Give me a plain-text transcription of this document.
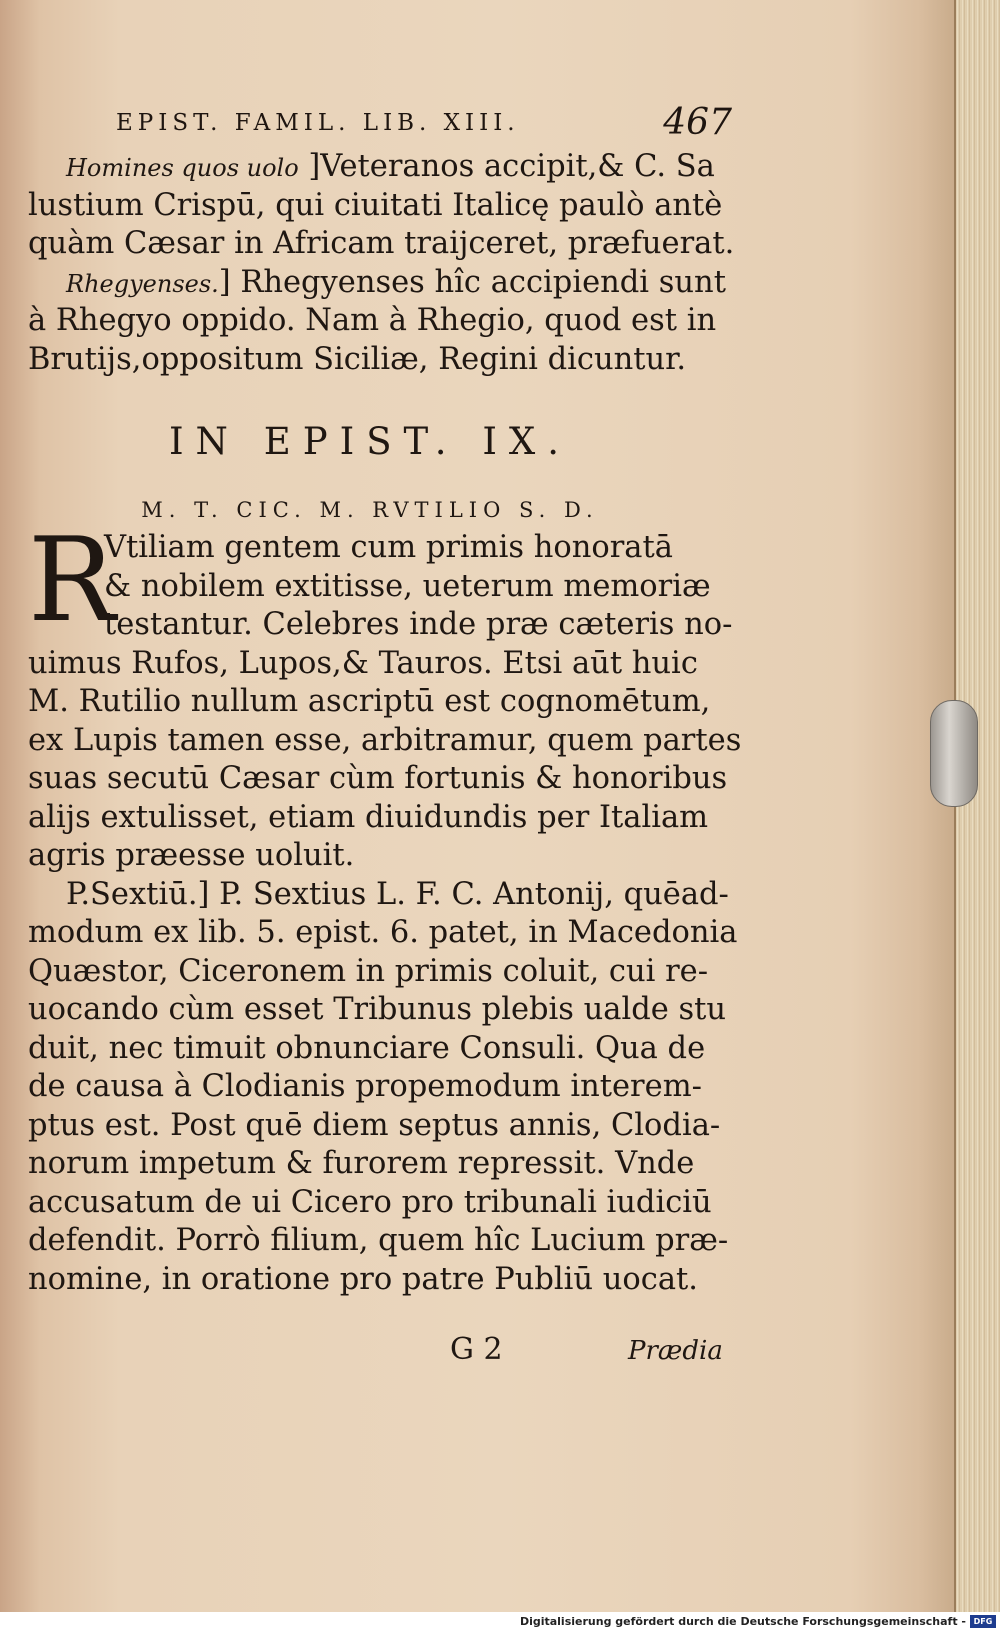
EPIST. FAMIL. LIB. XIII.	467
Homines quos uolo ]Veteranos accipit,& C. Sa
lustium Crispū, qui ciuitati Italicę paulò antè
quàm Cæsar in Africam traijceret, præfuerat.
Rhegyenses.] Rhegyenses hîc accipiendi sunt
à Rhegyo oppido. Nam à Rhegio, quod est in
Brutijs,oppositum Siciliæ, Regini dicuntur.
IN EPIST. IX.
M. T. CIC. M. RVTILIO S. D.
R
Vtiliam gentem cum primis honoratā
& nobilem extitisse, ueterum memoriæ
testantur. Celebres inde præ cæteris no-
uimus Rufos, Lupos,& Tauros. Etsi aūt huic
M. Rutilio nullum ascriptū est cognomētum,
ex Lupis tamen esse, arbitramur, quem partes
suas secutū Cæsar cùm fortunis & honoribus
alijs extulisset, etiam diuidundis per Italiam
agris præesse uoluit.
P.Sextiū.] P. Sextius L. F. C. Antonij, quēad-
modum ex lib. 5. epist. 6. patet, in Macedonia
Quæstor, Ciceronem in primis coluit, cui re-
uocando cùm esset Tribunus plebis ualde stu
duit, nec timuit obnunciare Consuli. Qua de
de causa à Clodianis propemodum interem-
ptus est. Post quē diem septus annis, Clodia-
norum impetum & furorem repressit. Vnde
accusatum de ui Cicero pro tribunali iudiciū
defendit. Porrò filium, quem hîc Lucium præ-
nomine, in oratione pro patre Publiū uocat.
G 2	Prædia
Digitalisierung gefördert durch die Deutsche Forschungsgemeinschaft - DFG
+++++
Figure out how many lines of the data above include "Cæsar", then give the number and nothing more.

2